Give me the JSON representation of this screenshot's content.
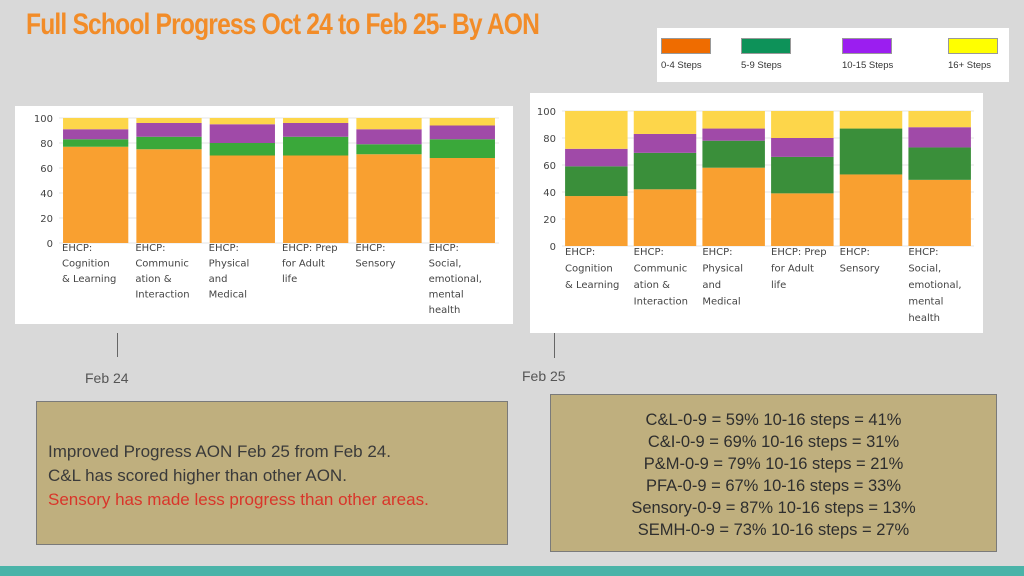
{
  "title": "Full School Progress Oct 24 to Feb 25- By AON",
  "legend": [
    {
      "label": "0-4 Steps",
      "color": "#ef6c00"
    },
    {
      "label": "5-9 Steps",
      "color": "#0d9259"
    },
    {
      "label": "10-15 Steps",
      "color": "#9b1ef0"
    },
    {
      "label": "16+ Steps",
      "color": "#ffff00"
    }
  ],
  "dates": {
    "left": "Feb 24",
    "right": "Feb 25"
  },
  "notes": {
    "line1": "Improved Progress AON Feb 25 from Feb 24.",
    "line2": "C&L has scored higher than other AON.",
    "line3": "Sensory has made less progress than other areas."
  },
  "summary": [
    "C&L-0-9 = 59% 10-16 steps = 41%",
    "C&I-0-9 = 69%  10-16 steps = 31%",
    "P&M-0-9 = 79% 10-16 steps = 21%",
    "PFA-0-9 = 67% 10-16 steps = 33%",
    "Sensory-0-9 = 87% 10-16 steps = 13%",
    "SEMH-0-9 = 73% 10-16 steps = 27%"
  ],
  "chart_data": [
    {
      "type": "bar",
      "stacked": true,
      "date": "Feb 24",
      "categories": [
        [
          "EHCP:",
          "Cognition",
          "& Learning"
        ],
        [
          "EHCP:",
          "Communic",
          "ation &",
          "Interaction"
        ],
        [
          "EHCP:",
          "Physical",
          "and",
          "Medical"
        ],
        [
          "EHCP: Prep",
          "for Adult",
          "life"
        ],
        [
          "EHCP:",
          "Sensory"
        ],
        [
          "EHCP:",
          "Social,",
          "emotional,",
          "mental",
          "health"
        ]
      ],
      "series": [
        {
          "color": "#f9a030",
          "values": [
            77,
            75,
            70,
            70,
            71,
            68
          ]
        },
        {
          "color": "#3aa83a",
          "values": [
            6,
            10,
            10,
            15,
            8,
            15
          ]
        },
        {
          "color": "#a04aa8",
          "values": [
            8,
            11,
            15,
            11,
            12,
            11
          ]
        },
        {
          "color": "#fdd64a",
          "values": [
            9,
            4,
            5,
            4,
            9,
            6
          ]
        }
      ],
      "yticks": [
        0,
        20,
        40,
        60,
        80,
        100
      ],
      "ylim": [
        0,
        100
      ]
    },
    {
      "type": "bar",
      "stacked": true,
      "date": "Feb 25",
      "categories": [
        [
          "EHCP:",
          "Cognition",
          "& Learning"
        ],
        [
          "EHCP:",
          "Communic",
          "ation &",
          "Interaction"
        ],
        [
          "EHCP:",
          "Physical",
          "and",
          "Medical"
        ],
        [
          "EHCP: Prep",
          "for Adult",
          "life"
        ],
        [
          "EHCP:",
          "Sensory"
        ],
        [
          "EHCP:",
          "Social,",
          "emotional,",
          "mental",
          "health"
        ]
      ],
      "series": [
        {
          "color": "#f9a030",
          "values": [
            37,
            42,
            58,
            39,
            53,
            49
          ]
        },
        {
          "color": "#3a8f3a",
          "values": [
            22,
            27,
            20,
            27,
            34,
            24
          ]
        },
        {
          "color": "#a04aa8",
          "values": [
            13,
            14,
            9,
            14,
            0,
            15
          ]
        },
        {
          "color": "#fdd64a",
          "values": [
            28,
            17,
            13,
            20,
            13,
            12
          ]
        }
      ],
      "yticks": [
        0,
        20,
        40,
        60,
        80,
        100
      ],
      "ylim": [
        0,
        100
      ]
    }
  ]
}
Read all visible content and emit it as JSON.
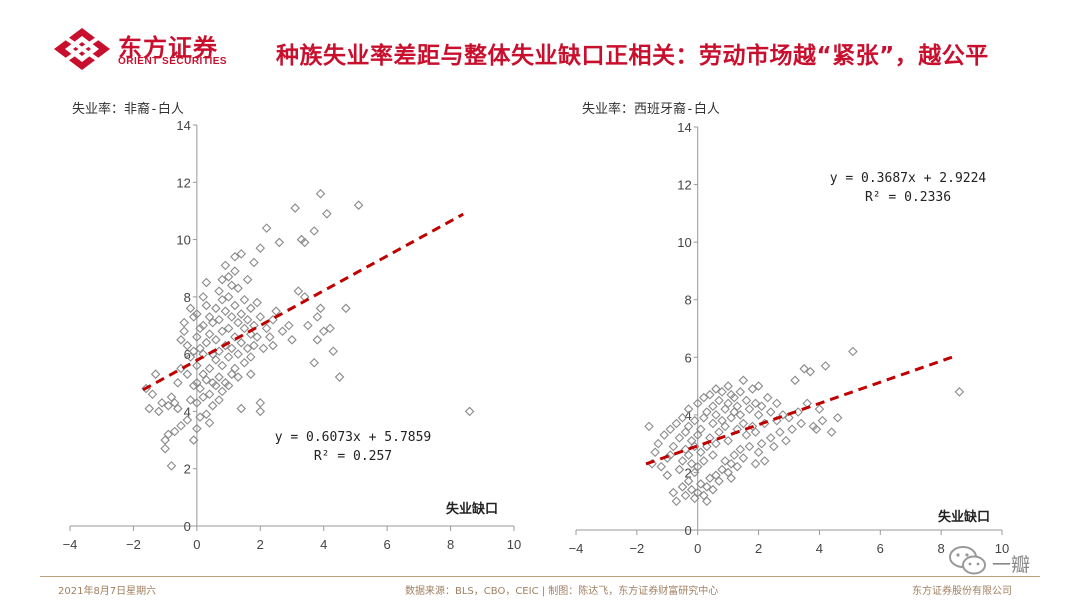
{
  "header": {
    "logo_cn": "东方证券",
    "logo_en": "ORIENT SECURITIES",
    "headline": "种族失业率差距与整体失业缺口正相关：劳动市场越“紧张”，越公平"
  },
  "footer": {
    "date": "2021年8月7日星期六",
    "source": "数据来源：BLS，CBO，CEIC | 制图：陈达飞，东方证券财富研究中心",
    "company": "东方证券股份有限公司"
  },
  "watermark": {
    "text": "一瓣"
  },
  "chart_data": [
    {
      "type": "scatter",
      "ylabel": "失业率：非裔-白人",
      "xlabel": "失业缺口",
      "xlim": [
        -4,
        10
      ],
      "ylim": [
        0,
        14
      ],
      "xticks": [
        -4,
        -2,
        0,
        2,
        4,
        6,
        8,
        10
      ],
      "yticks": [
        0,
        2,
        4,
        6,
        8,
        10,
        12,
        14
      ],
      "grid": false,
      "trendline": {
        "slope": 0.6073,
        "intercept": 5.7859,
        "x_range": [
          -1.7,
          8.4
        ]
      },
      "equation": "y = 0.6073x + 5.7859",
      "r2": "R² = 0.257",
      "points": [
        [
          -1.6,
          4.8
        ],
        [
          -1.5,
          4.1
        ],
        [
          -1.4,
          4.6
        ],
        [
          -1.3,
          5.3
        ],
        [
          -1.2,
          4.0
        ],
        [
          -1.1,
          4.3
        ],
        [
          -1.0,
          3.0
        ],
        [
          -1.0,
          2.7
        ],
        [
          -0.9,
          3.2
        ],
        [
          -0.9,
          4.2
        ],
        [
          -0.8,
          2.1
        ],
        [
          -0.8,
          4.5
        ],
        [
          -0.7,
          3.3
        ],
        [
          -0.6,
          4.1
        ],
        [
          -0.6,
          5.0
        ],
        [
          -0.5,
          3.5
        ],
        [
          -0.5,
          5.5
        ],
        [
          -0.5,
          6.5
        ],
        [
          -0.4,
          7.1
        ],
        [
          -0.4,
          6.8
        ],
        [
          -0.3,
          3.7
        ],
        [
          -0.3,
          5.3
        ],
        [
          -0.3,
          6.3
        ],
        [
          -0.2,
          7.6
        ],
        [
          -0.2,
          4.4
        ],
        [
          -0.2,
          5.9
        ],
        [
          -0.1,
          3.0
        ],
        [
          -0.1,
          4.9
        ],
        [
          -0.1,
          6.1
        ],
        [
          -0.1,
          7.3
        ],
        [
          0.0,
          3.4
        ],
        [
          0.0,
          4.3
        ],
        [
          0.0,
          5.0
        ],
        [
          0.0,
          5.6
        ],
        [
          0.0,
          6.6
        ],
        [
          0.0,
          7.4
        ],
        [
          0.1,
          3.8
        ],
        [
          0.1,
          4.8
        ],
        [
          0.1,
          6.2
        ],
        [
          0.1,
          6.9
        ],
        [
          0.2,
          4.5
        ],
        [
          0.2,
          5.3
        ],
        [
          0.2,
          6.0
        ],
        [
          0.2,
          7.0
        ],
        [
          0.2,
          8.0
        ],
        [
          0.3,
          3.9
        ],
        [
          0.3,
          5.1
        ],
        [
          0.3,
          6.4
        ],
        [
          0.3,
          7.7
        ],
        [
          0.3,
          8.5
        ],
        [
          0.4,
          4.6
        ],
        [
          0.4,
          5.5
        ],
        [
          0.4,
          6.7
        ],
        [
          0.4,
          7.3
        ],
        [
          0.5,
          4.2
        ],
        [
          0.5,
          5.0
        ],
        [
          0.5,
          6.0
        ],
        [
          0.5,
          7.1
        ],
        [
          0.6,
          4.9
        ],
        [
          0.6,
          5.8
        ],
        [
          0.6,
          6.5
        ],
        [
          0.6,
          7.6
        ],
        [
          0.7,
          4.4
        ],
        [
          0.7,
          5.2
        ],
        [
          0.7,
          6.1
        ],
        [
          0.7,
          7.2
        ],
        [
          0.7,
          8.2
        ],
        [
          0.8,
          4.7
        ],
        [
          0.8,
          5.6
        ],
        [
          0.8,
          6.8
        ],
        [
          0.8,
          7.9
        ],
        [
          0.8,
          8.6
        ],
        [
          0.9,
          5.0
        ],
        [
          0.9,
          6.3
        ],
        [
          0.9,
          7.5
        ],
        [
          0.9,
          9.1
        ],
        [
          1.0,
          4.9
        ],
        [
          1.0,
          5.9
        ],
        [
          1.0,
          6.9
        ],
        [
          1.0,
          8.0
        ],
        [
          1.0,
          8.7
        ],
        [
          1.1,
          5.3
        ],
        [
          1.1,
          6.2
        ],
        [
          1.1,
          7.3
        ],
        [
          1.1,
          8.4
        ],
        [
          1.2,
          5.5
        ],
        [
          1.2,
          6.6
        ],
        [
          1.2,
          7.7
        ],
        [
          1.2,
          8.9
        ],
        [
          1.2,
          9.4
        ],
        [
          1.3,
          5.2
        ],
        [
          1.3,
          6.0
        ],
        [
          1.3,
          7.1
        ],
        [
          1.3,
          8.3
        ],
        [
          1.4,
          4.1
        ],
        [
          1.4,
          6.4
        ],
        [
          1.4,
          7.4
        ],
        [
          1.4,
          9.5
        ],
        [
          1.5,
          5.7
        ],
        [
          1.5,
          6.9
        ],
        [
          1.5,
          7.9
        ],
        [
          1.6,
          6.2
        ],
        [
          1.6,
          7.2
        ],
        [
          1.6,
          8.6
        ],
        [
          1.7,
          5.9
        ],
        [
          1.7,
          6.7
        ],
        [
          1.7,
          7.6
        ],
        [
          1.8,
          6.3
        ],
        [
          1.8,
          7.0
        ],
        [
          1.8,
          9.2
        ],
        [
          1.9,
          6.6
        ],
        [
          1.9,
          7.8
        ],
        [
          2.0,
          7.3
        ],
        [
          2.0,
          9.7
        ],
        [
          2.0,
          4.3
        ],
        [
          2.0,
          4.0
        ],
        [
          2.1,
          6.2
        ],
        [
          2.2,
          6.9
        ],
        [
          2.2,
          10.4
        ],
        [
          2.3,
          6.6
        ],
        [
          2.4,
          7.2
        ],
        [
          2.5,
          7.5
        ],
        [
          2.6,
          9.9
        ],
        [
          2.7,
          6.8
        ],
        [
          2.9,
          7.0
        ],
        [
          3.0,
          6.5
        ],
        [
          3.1,
          11.1
        ],
        [
          3.2,
          8.2
        ],
        [
          3.3,
          10.0
        ],
        [
          3.4,
          8.0
        ],
        [
          3.4,
          9.9
        ],
        [
          3.5,
          7.0
        ],
        [
          3.7,
          10.3
        ],
        [
          3.7,
          5.7
        ],
        [
          3.8,
          6.5
        ],
        [
          3.8,
          7.3
        ],
        [
          3.9,
          7.6
        ],
        [
          3.9,
          11.6
        ],
        [
          4.0,
          6.8
        ],
        [
          4.1,
          10.9
        ],
        [
          4.2,
          6.9
        ],
        [
          4.3,
          6.1
        ],
        [
          4.5,
          5.2
        ],
        [
          4.7,
          7.6
        ],
        [
          5.1,
          11.2
        ],
        [
          8.6,
          4.0
        ],
        [
          -0.7,
          4.3
        ],
        [
          0.4,
          3.6
        ],
        [
          1.7,
          5.3
        ],
        [
          2.4,
          6.3
        ]
      ]
    },
    {
      "type": "scatter",
      "ylabel": "失业率：西班牙裔-白人",
      "xlabel": "失业缺口",
      "xlim": [
        -4,
        10
      ],
      "ylim": [
        0,
        14
      ],
      "xticks": [
        -4,
        -2,
        0,
        2,
        4,
        6,
        8,
        10
      ],
      "yticks": [
        0,
        2,
        4,
        6,
        8,
        10,
        12,
        14
      ],
      "grid": false,
      "trendline": {
        "slope": 0.3687,
        "intercept": 2.9224,
        "x_range": [
          -1.7,
          8.4
        ]
      },
      "equation": "y = 0.3687x + 2.9224",
      "r2": "R² = 0.2336",
      "points": [
        [
          -1.6,
          3.6
        ],
        [
          -1.5,
          2.3
        ],
        [
          -1.4,
          2.7
        ],
        [
          -1.3,
          3.0
        ],
        [
          -1.2,
          2.2
        ],
        [
          -1.1,
          3.3
        ],
        [
          -1.0,
          1.9
        ],
        [
          -1.0,
          2.5
        ],
        [
          -0.9,
          3.5
        ],
        [
          -0.9,
          2.6
        ],
        [
          -0.8,
          1.3
        ],
        [
          -0.8,
          2.9
        ],
        [
          -0.7,
          3.7
        ],
        [
          -0.7,
          1.0
        ],
        [
          -0.6,
          2.1
        ],
        [
          -0.6,
          3.2
        ],
        [
          -0.5,
          1.5
        ],
        [
          -0.5,
          2.4
        ],
        [
          -0.5,
          3.9
        ],
        [
          -0.4,
          1.2
        ],
        [
          -0.4,
          2.8
        ],
        [
          -0.4,
          3.4
        ],
        [
          -0.3,
          1.7
        ],
        [
          -0.3,
          2.6
        ],
        [
          -0.3,
          3.6
        ],
        [
          -0.3,
          4.2
        ],
        [
          -0.2,
          1.4
        ],
        [
          -0.2,
          2.3
        ],
        [
          -0.2,
          3.1
        ],
        [
          -0.1,
          1.1
        ],
        [
          -0.1,
          2.0
        ],
        [
          -0.1,
          2.9
        ],
        [
          -0.1,
          3.8
        ],
        [
          0.0,
          1.3
        ],
        [
          0.0,
          2.2
        ],
        [
          0.0,
          3.3
        ],
        [
          0.0,
          4.4
        ],
        [
          0.1,
          1.6
        ],
        [
          0.1,
          2.7
        ],
        [
          0.1,
          3.5
        ],
        [
          0.2,
          1.2
        ],
        [
          0.2,
          2.4
        ],
        [
          0.2,
          3.9
        ],
        [
          0.2,
          4.6
        ],
        [
          0.3,
          1.5
        ],
        [
          0.3,
          2.9
        ],
        [
          0.3,
          4.1
        ],
        [
          0.4,
          1.8
        ],
        [
          0.4,
          3.2
        ],
        [
          0.4,
          4.7
        ],
        [
          0.5,
          1.4
        ],
        [
          0.5,
          2.6
        ],
        [
          0.5,
          3.7
        ],
        [
          0.5,
          4.3
        ],
        [
          0.6,
          1.9
        ],
        [
          0.6,
          3.0
        ],
        [
          0.6,
          4.0
        ],
        [
          0.6,
          4.9
        ],
        [
          0.7,
          1.7
        ],
        [
          0.7,
          3.4
        ],
        [
          0.7,
          4.5
        ],
        [
          0.8,
          2.1
        ],
        [
          0.8,
          3.8
        ],
        [
          0.8,
          4.8
        ],
        [
          0.9,
          2.4
        ],
        [
          0.9,
          3.6
        ],
        [
          0.9,
          4.2
        ],
        [
          1.0,
          2.0
        ],
        [
          1.0,
          3.1
        ],
        [
          1.0,
          4.4
        ],
        [
          1.0,
          5.0
        ],
        [
          1.1,
          2.3
        ],
        [
          1.1,
          3.9
        ],
        [
          1.1,
          4.7
        ],
        [
          1.2,
          2.6
        ],
        [
          1.2,
          4.1
        ],
        [
          1.2,
          4.6
        ],
        [
          1.3,
          2.2
        ],
        [
          1.3,
          3.5
        ],
        [
          1.3,
          4.3
        ],
        [
          1.4,
          2.8
        ],
        [
          1.4,
          4.0
        ],
        [
          1.4,
          4.8
        ],
        [
          1.5,
          2.5
        ],
        [
          1.5,
          3.7
        ],
        [
          1.5,
          5.2
        ],
        [
          1.6,
          3.3
        ],
        [
          1.6,
          4.5
        ],
        [
          1.7,
          2.9
        ],
        [
          1.7,
          4.2
        ],
        [
          1.8,
          3.6
        ],
        [
          1.8,
          4.9
        ],
        [
          1.9,
          2.3
        ],
        [
          1.9,
          3.4
        ],
        [
          1.9,
          4.4
        ],
        [
          2.0,
          2.7
        ],
        [
          2.0,
          4.0
        ],
        [
          2.0,
          5.0
        ],
        [
          2.1,
          3.0
        ],
        [
          2.1,
          4.3
        ],
        [
          2.2,
          2.4
        ],
        [
          2.2,
          3.7
        ],
        [
          2.3,
          4.6
        ],
        [
          2.4,
          3.2
        ],
        [
          2.4,
          4.1
        ],
        [
          2.5,
          2.9
        ],
        [
          2.6,
          3.8
        ],
        [
          2.6,
          4.4
        ],
        [
          2.7,
          3.4
        ],
        [
          2.8,
          4.0
        ],
        [
          2.9,
          3.1
        ],
        [
          3.0,
          3.9
        ],
        [
          3.1,
          3.5
        ],
        [
          3.2,
          5.2
        ],
        [
          3.3,
          4.1
        ],
        [
          3.4,
          3.7
        ],
        [
          3.5,
          5.6
        ],
        [
          3.6,
          4.4
        ],
        [
          3.7,
          5.5
        ],
        [
          3.8,
          3.6
        ],
        [
          3.9,
          3.5
        ],
        [
          4.0,
          4.2
        ],
        [
          4.1,
          3.8
        ],
        [
          4.2,
          5.7
        ],
        [
          4.4,
          3.4
        ],
        [
          4.6,
          3.9
        ],
        [
          5.1,
          6.2
        ],
        [
          8.6,
          4.8
        ],
        [
          0.3,
          1.0
        ],
        [
          1.1,
          1.8
        ]
      ]
    }
  ]
}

══════════

WHAT THE TASK ASKS:
Read through the data and copy every line where "other" shows up.

THE OUTPUT:
    "line2": "C&L has scored higher than other AON.",
    "line3": "Sensory has made less progress than other areas."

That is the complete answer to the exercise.